[begin DATA]
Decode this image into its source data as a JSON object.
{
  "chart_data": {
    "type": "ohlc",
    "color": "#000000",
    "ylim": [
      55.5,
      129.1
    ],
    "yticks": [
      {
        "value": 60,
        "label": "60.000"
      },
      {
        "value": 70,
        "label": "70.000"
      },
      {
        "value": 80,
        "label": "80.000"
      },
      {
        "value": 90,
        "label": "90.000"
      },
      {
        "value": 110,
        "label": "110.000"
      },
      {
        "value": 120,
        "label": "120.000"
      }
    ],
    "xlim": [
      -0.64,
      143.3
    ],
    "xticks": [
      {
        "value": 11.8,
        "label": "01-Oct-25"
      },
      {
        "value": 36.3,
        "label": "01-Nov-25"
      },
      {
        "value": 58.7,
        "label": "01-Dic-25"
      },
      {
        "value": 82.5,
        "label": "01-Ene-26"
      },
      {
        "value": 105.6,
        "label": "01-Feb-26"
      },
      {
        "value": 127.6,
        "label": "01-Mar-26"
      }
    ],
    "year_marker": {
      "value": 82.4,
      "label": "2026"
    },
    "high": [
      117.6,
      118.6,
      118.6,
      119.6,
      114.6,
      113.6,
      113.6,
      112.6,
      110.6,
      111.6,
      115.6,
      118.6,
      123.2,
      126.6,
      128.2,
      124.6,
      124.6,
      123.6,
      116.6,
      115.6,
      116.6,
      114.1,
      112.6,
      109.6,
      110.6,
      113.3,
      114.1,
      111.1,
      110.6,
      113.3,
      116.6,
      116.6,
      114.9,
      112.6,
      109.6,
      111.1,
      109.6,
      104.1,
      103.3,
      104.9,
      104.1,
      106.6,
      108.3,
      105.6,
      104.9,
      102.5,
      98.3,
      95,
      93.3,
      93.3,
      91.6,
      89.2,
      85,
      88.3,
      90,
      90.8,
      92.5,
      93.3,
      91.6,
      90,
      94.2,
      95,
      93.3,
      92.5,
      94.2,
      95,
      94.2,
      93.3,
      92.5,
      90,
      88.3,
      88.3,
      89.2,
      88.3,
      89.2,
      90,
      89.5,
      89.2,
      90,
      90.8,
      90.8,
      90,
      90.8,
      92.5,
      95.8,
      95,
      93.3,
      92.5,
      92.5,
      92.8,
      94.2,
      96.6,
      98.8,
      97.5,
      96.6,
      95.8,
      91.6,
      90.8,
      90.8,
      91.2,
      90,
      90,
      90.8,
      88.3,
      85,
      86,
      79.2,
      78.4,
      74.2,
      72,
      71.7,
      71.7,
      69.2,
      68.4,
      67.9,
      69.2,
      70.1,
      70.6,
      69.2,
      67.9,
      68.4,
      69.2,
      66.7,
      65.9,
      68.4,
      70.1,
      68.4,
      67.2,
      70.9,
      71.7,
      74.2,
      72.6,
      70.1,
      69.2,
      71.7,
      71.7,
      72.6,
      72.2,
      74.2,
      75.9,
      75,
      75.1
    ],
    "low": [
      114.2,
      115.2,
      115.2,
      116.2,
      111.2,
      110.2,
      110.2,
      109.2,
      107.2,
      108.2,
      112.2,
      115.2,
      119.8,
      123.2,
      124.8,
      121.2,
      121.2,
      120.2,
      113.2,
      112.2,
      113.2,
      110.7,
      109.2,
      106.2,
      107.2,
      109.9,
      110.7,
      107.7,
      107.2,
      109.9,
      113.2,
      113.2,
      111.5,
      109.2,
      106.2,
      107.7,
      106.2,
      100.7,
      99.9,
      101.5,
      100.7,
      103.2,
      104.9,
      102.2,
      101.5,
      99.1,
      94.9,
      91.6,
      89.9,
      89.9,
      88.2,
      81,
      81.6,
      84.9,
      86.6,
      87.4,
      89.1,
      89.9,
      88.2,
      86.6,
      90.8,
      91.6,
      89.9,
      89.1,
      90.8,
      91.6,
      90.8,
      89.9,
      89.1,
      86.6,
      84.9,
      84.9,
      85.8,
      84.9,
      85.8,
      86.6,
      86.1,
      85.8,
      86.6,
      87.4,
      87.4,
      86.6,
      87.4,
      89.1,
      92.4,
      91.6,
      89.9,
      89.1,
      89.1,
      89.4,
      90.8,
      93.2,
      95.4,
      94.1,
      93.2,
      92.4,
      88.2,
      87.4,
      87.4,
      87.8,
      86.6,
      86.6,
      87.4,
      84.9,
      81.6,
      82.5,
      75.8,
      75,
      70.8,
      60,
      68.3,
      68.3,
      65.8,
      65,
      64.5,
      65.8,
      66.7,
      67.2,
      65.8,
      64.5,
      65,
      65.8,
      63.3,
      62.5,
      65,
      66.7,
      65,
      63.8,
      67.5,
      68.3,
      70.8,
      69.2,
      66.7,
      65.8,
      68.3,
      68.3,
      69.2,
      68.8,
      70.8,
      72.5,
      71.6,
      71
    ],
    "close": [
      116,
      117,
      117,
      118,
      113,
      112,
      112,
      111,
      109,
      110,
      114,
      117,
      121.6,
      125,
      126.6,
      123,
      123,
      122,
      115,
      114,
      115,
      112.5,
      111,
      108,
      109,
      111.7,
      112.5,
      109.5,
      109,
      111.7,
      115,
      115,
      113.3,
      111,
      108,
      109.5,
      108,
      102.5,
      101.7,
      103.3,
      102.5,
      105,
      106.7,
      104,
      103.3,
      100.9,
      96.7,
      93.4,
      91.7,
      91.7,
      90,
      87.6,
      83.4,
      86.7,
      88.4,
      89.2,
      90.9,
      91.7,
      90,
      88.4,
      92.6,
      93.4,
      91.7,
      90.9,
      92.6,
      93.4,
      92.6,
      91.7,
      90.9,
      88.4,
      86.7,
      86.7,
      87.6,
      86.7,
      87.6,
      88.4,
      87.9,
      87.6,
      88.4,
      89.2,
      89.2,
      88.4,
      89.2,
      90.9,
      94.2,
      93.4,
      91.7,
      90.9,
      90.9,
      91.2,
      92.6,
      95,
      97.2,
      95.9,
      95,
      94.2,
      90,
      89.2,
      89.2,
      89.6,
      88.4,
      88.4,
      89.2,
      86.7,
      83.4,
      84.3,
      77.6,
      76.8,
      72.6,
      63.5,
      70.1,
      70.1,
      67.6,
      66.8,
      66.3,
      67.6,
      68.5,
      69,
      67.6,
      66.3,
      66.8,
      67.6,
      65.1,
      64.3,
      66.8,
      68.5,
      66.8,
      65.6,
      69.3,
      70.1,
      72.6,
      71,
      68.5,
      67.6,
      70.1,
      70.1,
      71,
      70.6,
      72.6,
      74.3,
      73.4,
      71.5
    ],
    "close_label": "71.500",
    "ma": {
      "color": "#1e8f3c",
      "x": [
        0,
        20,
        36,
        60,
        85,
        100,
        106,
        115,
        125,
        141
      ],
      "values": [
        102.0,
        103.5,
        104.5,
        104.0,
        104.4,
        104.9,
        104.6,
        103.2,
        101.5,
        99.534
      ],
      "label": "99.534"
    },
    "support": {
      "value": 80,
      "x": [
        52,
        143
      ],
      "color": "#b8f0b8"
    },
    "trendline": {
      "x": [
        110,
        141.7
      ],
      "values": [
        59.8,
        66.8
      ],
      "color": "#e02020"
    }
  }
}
[end DATA]
[begin DATA]
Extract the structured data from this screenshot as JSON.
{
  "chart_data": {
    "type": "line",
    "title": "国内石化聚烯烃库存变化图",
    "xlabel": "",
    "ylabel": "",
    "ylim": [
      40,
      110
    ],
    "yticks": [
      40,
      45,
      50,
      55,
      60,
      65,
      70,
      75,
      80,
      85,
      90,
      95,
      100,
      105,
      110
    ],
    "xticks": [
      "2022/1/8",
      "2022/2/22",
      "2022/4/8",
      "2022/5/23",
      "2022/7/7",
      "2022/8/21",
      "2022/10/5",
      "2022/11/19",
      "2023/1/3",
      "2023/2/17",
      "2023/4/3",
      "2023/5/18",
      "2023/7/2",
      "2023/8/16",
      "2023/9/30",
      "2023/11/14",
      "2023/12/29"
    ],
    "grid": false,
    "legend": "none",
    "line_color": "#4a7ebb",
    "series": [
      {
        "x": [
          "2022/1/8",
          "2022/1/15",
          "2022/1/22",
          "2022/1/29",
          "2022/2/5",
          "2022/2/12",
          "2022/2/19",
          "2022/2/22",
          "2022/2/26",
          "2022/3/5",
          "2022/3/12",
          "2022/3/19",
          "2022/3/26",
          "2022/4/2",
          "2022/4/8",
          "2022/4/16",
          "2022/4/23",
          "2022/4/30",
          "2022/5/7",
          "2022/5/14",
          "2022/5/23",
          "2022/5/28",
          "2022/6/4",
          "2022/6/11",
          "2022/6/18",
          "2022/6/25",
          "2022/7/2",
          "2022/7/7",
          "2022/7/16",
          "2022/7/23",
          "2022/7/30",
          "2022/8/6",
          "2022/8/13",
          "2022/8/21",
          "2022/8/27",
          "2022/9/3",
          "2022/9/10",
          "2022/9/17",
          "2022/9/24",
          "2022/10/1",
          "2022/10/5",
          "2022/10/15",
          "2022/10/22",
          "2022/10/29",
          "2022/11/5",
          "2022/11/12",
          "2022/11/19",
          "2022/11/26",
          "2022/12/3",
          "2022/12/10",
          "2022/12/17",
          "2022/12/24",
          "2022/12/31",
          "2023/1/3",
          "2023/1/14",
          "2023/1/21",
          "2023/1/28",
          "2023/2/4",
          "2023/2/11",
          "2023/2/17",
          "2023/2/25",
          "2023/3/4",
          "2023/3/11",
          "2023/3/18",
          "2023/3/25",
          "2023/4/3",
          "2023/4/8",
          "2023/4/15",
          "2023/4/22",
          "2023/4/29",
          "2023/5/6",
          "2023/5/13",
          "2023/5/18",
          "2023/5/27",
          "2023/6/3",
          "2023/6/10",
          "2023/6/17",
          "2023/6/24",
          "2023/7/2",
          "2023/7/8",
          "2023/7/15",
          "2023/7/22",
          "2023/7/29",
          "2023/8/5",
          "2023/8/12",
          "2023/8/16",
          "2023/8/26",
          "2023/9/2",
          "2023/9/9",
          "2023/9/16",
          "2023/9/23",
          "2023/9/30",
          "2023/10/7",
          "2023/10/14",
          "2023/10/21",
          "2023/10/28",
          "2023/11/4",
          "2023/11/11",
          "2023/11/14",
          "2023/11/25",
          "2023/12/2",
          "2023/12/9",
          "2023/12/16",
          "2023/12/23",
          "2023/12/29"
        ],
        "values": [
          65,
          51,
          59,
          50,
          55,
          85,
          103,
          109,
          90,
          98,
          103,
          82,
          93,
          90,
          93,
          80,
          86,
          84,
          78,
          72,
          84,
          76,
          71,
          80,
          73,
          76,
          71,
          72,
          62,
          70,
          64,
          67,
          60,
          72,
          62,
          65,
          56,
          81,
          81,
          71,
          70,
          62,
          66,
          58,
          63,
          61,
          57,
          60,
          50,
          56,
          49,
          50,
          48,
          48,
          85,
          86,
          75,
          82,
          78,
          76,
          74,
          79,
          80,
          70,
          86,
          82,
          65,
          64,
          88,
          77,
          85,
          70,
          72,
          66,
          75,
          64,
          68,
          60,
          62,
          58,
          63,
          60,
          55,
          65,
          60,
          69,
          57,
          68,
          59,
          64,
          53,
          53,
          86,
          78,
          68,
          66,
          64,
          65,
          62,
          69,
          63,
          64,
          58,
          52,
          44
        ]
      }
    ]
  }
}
[end DATA]
[begin DATA]
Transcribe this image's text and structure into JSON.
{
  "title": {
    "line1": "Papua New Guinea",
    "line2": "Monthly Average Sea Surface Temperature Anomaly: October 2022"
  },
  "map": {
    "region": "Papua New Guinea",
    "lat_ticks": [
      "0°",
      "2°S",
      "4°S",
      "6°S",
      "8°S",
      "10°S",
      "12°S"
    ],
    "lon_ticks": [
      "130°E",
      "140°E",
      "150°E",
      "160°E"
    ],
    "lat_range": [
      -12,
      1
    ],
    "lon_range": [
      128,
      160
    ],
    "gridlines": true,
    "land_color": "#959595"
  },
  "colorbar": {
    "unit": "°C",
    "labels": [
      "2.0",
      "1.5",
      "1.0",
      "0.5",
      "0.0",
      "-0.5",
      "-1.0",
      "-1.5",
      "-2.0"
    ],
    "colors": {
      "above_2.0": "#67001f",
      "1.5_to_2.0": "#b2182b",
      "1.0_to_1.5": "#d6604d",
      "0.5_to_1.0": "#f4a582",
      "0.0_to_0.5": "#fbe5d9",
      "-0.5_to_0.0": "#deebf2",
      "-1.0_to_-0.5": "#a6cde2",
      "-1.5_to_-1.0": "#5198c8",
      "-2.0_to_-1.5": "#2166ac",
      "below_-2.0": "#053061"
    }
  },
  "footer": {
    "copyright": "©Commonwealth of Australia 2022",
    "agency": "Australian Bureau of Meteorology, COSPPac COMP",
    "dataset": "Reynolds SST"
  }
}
[end DATA]
> [TASK GOAL]:
Copy out each line of the material that holds the word "image".

> [WRITTEN SOLUTION]:
Decode this image into its source data as a JSON object.
Transcribe this image's text and structure into JSON.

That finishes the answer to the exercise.